Goal of the exercise
Set down each entry exactly as given; pictures should not appear in the copy.
— start —
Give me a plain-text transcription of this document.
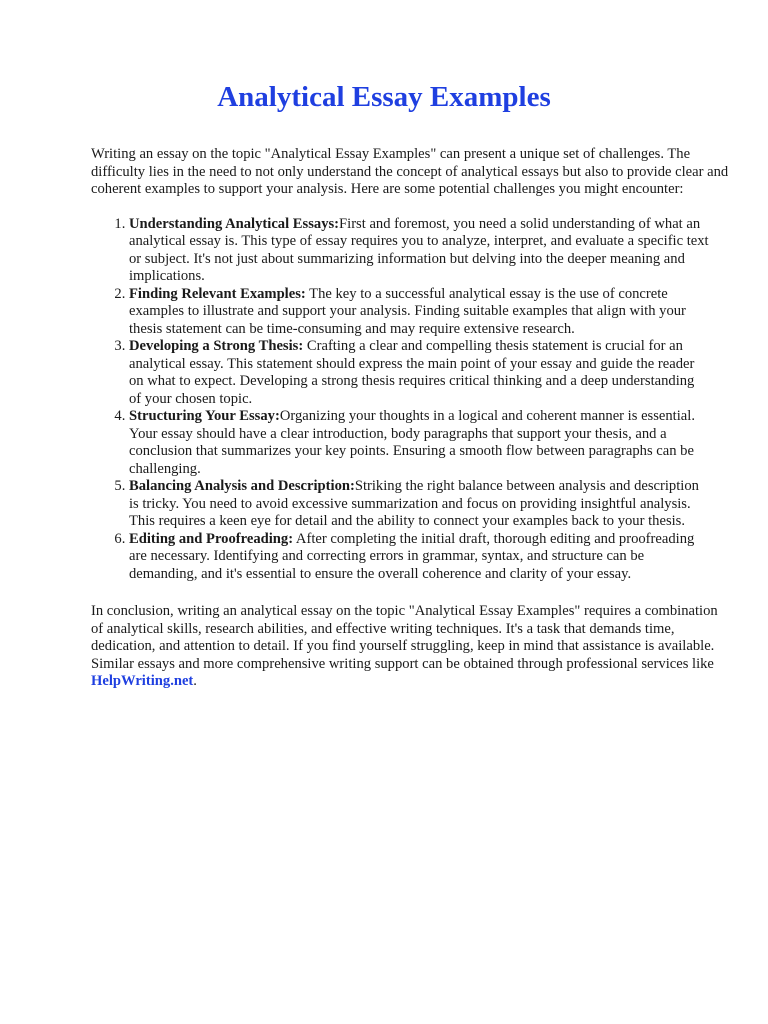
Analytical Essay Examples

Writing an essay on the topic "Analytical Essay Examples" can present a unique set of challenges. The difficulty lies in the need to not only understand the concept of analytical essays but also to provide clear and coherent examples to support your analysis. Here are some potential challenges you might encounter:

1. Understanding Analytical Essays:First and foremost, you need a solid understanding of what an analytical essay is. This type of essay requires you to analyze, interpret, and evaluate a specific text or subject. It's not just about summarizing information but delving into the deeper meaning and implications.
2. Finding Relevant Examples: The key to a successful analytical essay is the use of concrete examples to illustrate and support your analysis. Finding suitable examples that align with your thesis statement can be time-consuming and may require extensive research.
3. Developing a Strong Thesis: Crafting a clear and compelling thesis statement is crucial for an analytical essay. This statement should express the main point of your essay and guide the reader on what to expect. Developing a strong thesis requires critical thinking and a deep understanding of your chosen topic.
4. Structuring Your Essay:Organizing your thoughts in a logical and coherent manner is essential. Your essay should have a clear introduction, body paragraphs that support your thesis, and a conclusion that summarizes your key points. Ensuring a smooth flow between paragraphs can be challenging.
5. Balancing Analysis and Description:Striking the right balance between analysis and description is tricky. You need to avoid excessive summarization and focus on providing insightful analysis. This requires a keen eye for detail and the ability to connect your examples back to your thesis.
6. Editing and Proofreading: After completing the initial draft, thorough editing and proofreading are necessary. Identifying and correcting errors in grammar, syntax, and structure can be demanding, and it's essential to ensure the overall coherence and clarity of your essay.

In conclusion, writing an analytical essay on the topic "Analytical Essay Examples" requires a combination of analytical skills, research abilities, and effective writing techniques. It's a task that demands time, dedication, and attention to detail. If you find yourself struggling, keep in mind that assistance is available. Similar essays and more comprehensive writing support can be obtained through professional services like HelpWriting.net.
— end —
Answer below
Give me a plain-text transcription of this document.
Analytical Essay Examples

Writing an essay on the topic "Analytical Essay Examples" can present a unique set of challenges. The difficulty lies in the need to not only understand the concept of analytical essays but also to provide clear and coherent examples to support your analysis. Here are some potential challenges you might encounter:

1. Understanding Analytical Essays:First and foremost, you need a solid understanding of what an analytical essay is. This type of essay requires you to analyze, interpret, and evaluate a specific text or subject. It's not just about summarizing information but delving into the deeper meaning and implications.
2. Finding Relevant Examples: The key to a successful analytical essay is the use of concrete examples to illustrate and support your analysis. Finding suitable examples that align with your thesis statement can be time-consuming and may require extensive research.
3. Developing a Strong Thesis: Crafting a clear and compelling thesis statement is crucial for an analytical essay. This statement should express the main point of your essay and guide the reader on what to expect. Developing a strong thesis requires critical thinking and a deep understanding of your chosen topic.
4. Structuring Your Essay:Organizing your thoughts in a logical and coherent manner is essential. Your essay should have a clear introduction, body paragraphs that support your thesis, and a conclusion that summarizes your key points. Ensuring a smooth flow between paragraphs can be challenging.
5. Balancing Analysis and Description:Striking the right balance between analysis and description is tricky. You need to avoid excessive summarization and focus on providing insightful analysis. This requires a keen eye for detail and the ability to connect your examples back to your thesis.
6. Editing and Proofreading: After completing the initial draft, thorough editing and proofreading are necessary. Identifying and correcting errors in grammar, syntax, and structure can be demanding, and it's essential to ensure the overall coherence and clarity of your essay.

In conclusion, writing an analytical essay on the topic "Analytical Essay Examples" requires a combination of analytical skills, research abilities, and effective writing techniques. It's a task that demands time, dedication, and attention to detail. If you find yourself struggling, keep in mind that assistance is available. Similar essays and more comprehensive writing support can be obtained through professional services like HelpWriting.net.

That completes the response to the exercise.